Mendidik dengan Hati

Mendidik dengan Hati

Oleh : Eko B Harsono - 2015-11-12 00:00:00
Sumber :   -

Siapa bilang anak tuna rungu tidak bisa berprestasi melebihi anak-anak normal? Meutia Rachma membuktikannya. Remaja kelahiran 30 Agustus 1988 ini berhasil diterima di Politeknik Universitas Indonesia dan lantas lulus memuaskan dengan IPK 3,4. Ketika sebuah perusahaan properti skala dunia menawarkan pelatihan dan rekruitmen 10 anak terbaik di Indonesia untuk bergabung lewat program hear to heart atau program mendengar dengan hati, Meutia mengikutinya dan bersaing dengan 1000 pelamar yang sebagian besar anak normal. Meutia berhasil terpilih masuk 10 besar. Kini, Meutia bekerja sebagai desain grafis di perpustakaan Kementerian Pendidikan dan Kebudayaan.
Ibunya, Yeni Suciani (54), menuturkan, upaya mendidik Meutia, anak pertamanya itu, merupakan perjuangan terbesarnya selama mendidik tiga anaknya.

BAGIAN DATA:
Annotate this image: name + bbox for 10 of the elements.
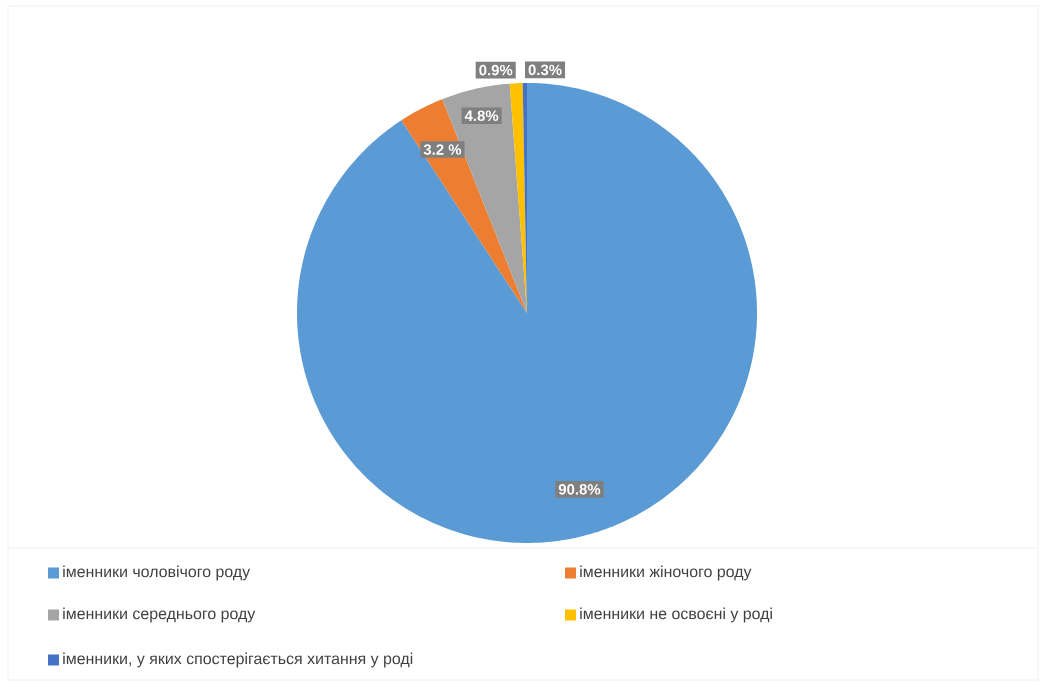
legend-label: іменники, у яких спостерігається хитання у роді [63,652,413,668]
data-label: 4.8% [464,110,499,122]
legend-label: іменники середнього роду [63,607,256,623]
legend-label: іменники жіночого роду [580,565,752,581]
legend-label: іменники не освоєні у роді [580,607,772,623]
data-label: 0.9% [479,64,513,76]
data-label: 3.2 % [423,144,462,155]
data-label: 0.3% [528,64,562,76]
legend-label: іменники чоловічого роду [63,565,251,581]
data-label: 90.8% [558,484,601,495]
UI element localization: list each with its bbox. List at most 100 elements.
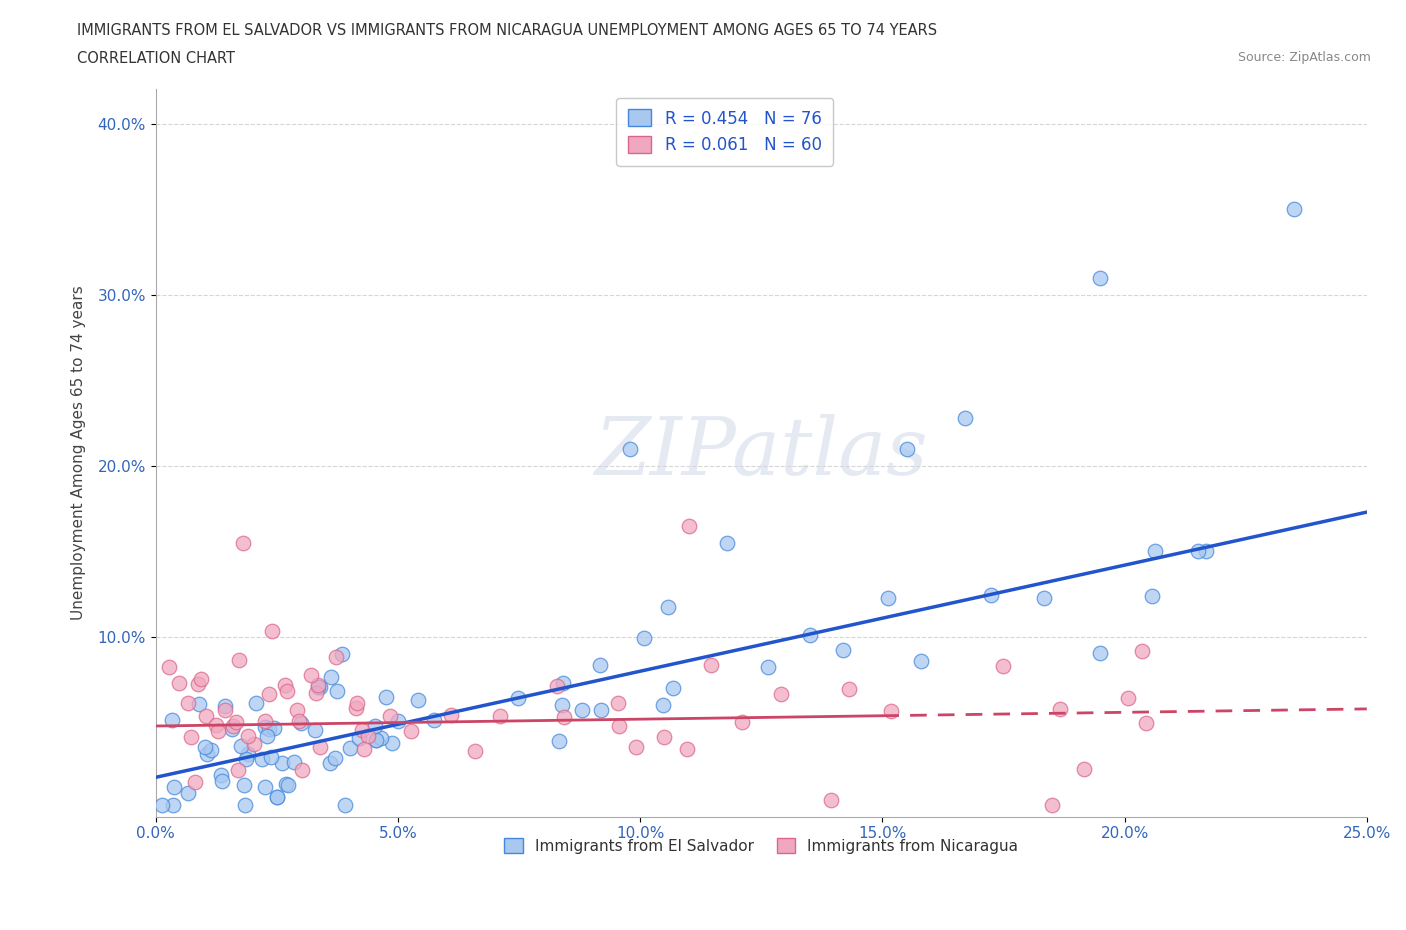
Point: [256, 729, 278, 744]
Point: [1144, 544, 1167, 559]
Y-axis label: Unemployment Among Ages 65 to 74 years: Unemployment Among Ages 65 to 74 years: [72, 286, 86, 620]
Point: [262, 624, 284, 639]
Point: [357, 729, 380, 744]
Point: [326, 684, 349, 698]
Point: [346, 696, 368, 711]
Point: [253, 713, 276, 728]
Point: [330, 646, 353, 661]
Point: [1090, 645, 1112, 660]
Point: [225, 715, 247, 730]
Point: [236, 747, 259, 762]
Point: [910, 654, 932, 669]
Point: [188, 697, 211, 711]
Point: [344, 700, 367, 715]
Legend: Immigrants from El Salvador, Immigrants from Nicaragua: Immigrants from El Salvador, Immigrants …: [498, 832, 1025, 860]
Point: [333, 797, 356, 812]
Point: [229, 738, 252, 753]
Point: [1282, 202, 1305, 217]
Point: [309, 680, 332, 695]
Point: [1090, 271, 1112, 286]
Point: [305, 685, 328, 700]
Point: [553, 675, 575, 690]
Point: [150, 797, 173, 812]
Point: [274, 678, 297, 693]
Point: [347, 730, 370, 745]
Point: [200, 743, 222, 758]
Point: [214, 702, 236, 717]
Point: [271, 755, 294, 770]
Point: [157, 659, 180, 674]
Point: [353, 741, 375, 756]
Point: [276, 684, 298, 698]
Point: [374, 689, 396, 704]
Point: [756, 659, 779, 674]
Point: [221, 722, 243, 737]
Point: [422, 712, 444, 727]
Point: [176, 696, 198, 711]
Point: [662, 680, 685, 695]
Point: [163, 780, 186, 795]
Point: [160, 712, 183, 727]
Point: [307, 677, 329, 692]
Text: ZIPatlas: ZIPatlas: [595, 414, 928, 492]
Point: [233, 777, 256, 792]
Point: [624, 739, 647, 754]
Point: [226, 763, 249, 777]
Point: [277, 777, 299, 792]
Point: [1142, 589, 1164, 604]
Point: [214, 699, 236, 714]
Point: [245, 696, 267, 711]
Point: [1195, 544, 1218, 559]
Point: [877, 591, 900, 605]
Point: [1040, 797, 1063, 812]
Text: IMMIGRANTS FROM EL SALVADOR VS IMMIGRANTS FROM NICARAGUA UNEMPLOYMENT AMONG AGES: IMMIGRANTS FROM EL SALVADOR VS IMMIGRANT…: [77, 23, 938, 38]
Point: [546, 679, 568, 694]
Point: [1187, 544, 1209, 559]
Point: [1032, 591, 1054, 605]
Point: [652, 730, 675, 745]
Point: [700, 658, 723, 672]
Point: [195, 747, 218, 762]
Point: [266, 790, 288, 804]
Point: [257, 687, 280, 702]
Point: [676, 742, 699, 757]
Point: [980, 588, 1002, 603]
Point: [1135, 716, 1157, 731]
Point: [364, 719, 387, 734]
Point: [162, 797, 184, 812]
Point: [291, 763, 314, 777]
Point: [235, 751, 257, 766]
Point: [838, 682, 860, 697]
Point: [1049, 702, 1071, 717]
Point: [257, 722, 280, 737]
Point: [350, 723, 373, 737]
Point: [211, 774, 233, 789]
Point: [177, 786, 200, 801]
Point: [254, 780, 277, 795]
Point: [1116, 690, 1139, 705]
Point: [657, 599, 679, 614]
Point: [831, 643, 853, 658]
Point: [464, 743, 486, 758]
Point: [440, 708, 463, 723]
Point: [678, 518, 700, 533]
Point: [953, 410, 976, 425]
Point: [550, 698, 572, 712]
Point: [325, 650, 347, 665]
Point: [633, 631, 655, 645]
Point: [167, 676, 190, 691]
Point: [195, 708, 218, 723]
Point: [339, 740, 361, 755]
Point: [209, 768, 232, 783]
Point: [184, 774, 207, 789]
Point: [607, 718, 630, 733]
Point: [387, 713, 409, 728]
Point: [651, 698, 673, 712]
Point: [299, 667, 322, 682]
Point: [250, 751, 273, 766]
Point: [228, 652, 250, 667]
Point: [323, 751, 346, 765]
Point: [769, 686, 792, 701]
Point: [187, 677, 209, 692]
Point: [207, 724, 229, 738]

TUGAS LATIHAN: Tolong tuliskan ulang secara persis bagian halaman tentang Meutia Rachma dari "Oleh : Eko B" sampai "mendidik tiga anaknya.". Data di atas tidak berperan sama sekali di sini.

HASIL TUGAS:
Oleh : Eko B Harsono - 2015-11-12 00:00:00
Sumber :   -

Siapa bilang anak tuna rungu tidak bisa berprestasi melebihi anak-anak normal? Meutia Rachma membuktikannya. Remaja kelahiran 30 Agustus 1988 ini berhasil diterima di Politeknik Universitas Indonesia dan lantas lulus memuaskan dengan IPK 3,4. Ketika sebuah perusahaan properti skala dunia menawarkan pelatihan dan rekruitmen 10 anak terbaik di Indonesia untuk bergabung lewat program hear to heart atau program mendengar dengan hati, Meutia mengikutinya dan bersaing dengan 1000 pelamar yang sebagian besar anak normal. Meutia berhasil terpilih masuk 10 besar. Kini, Meutia bekerja sebagai desain grafis di perpustakaan Kementerian Pendidikan dan Kebudayaan.
Ibunya, Yeni Suciani (54), menuturkan, upaya mendidik Meutia, anak pertamanya itu, merupakan perjuangan terbesarnya selama mendidik tiga anaknya.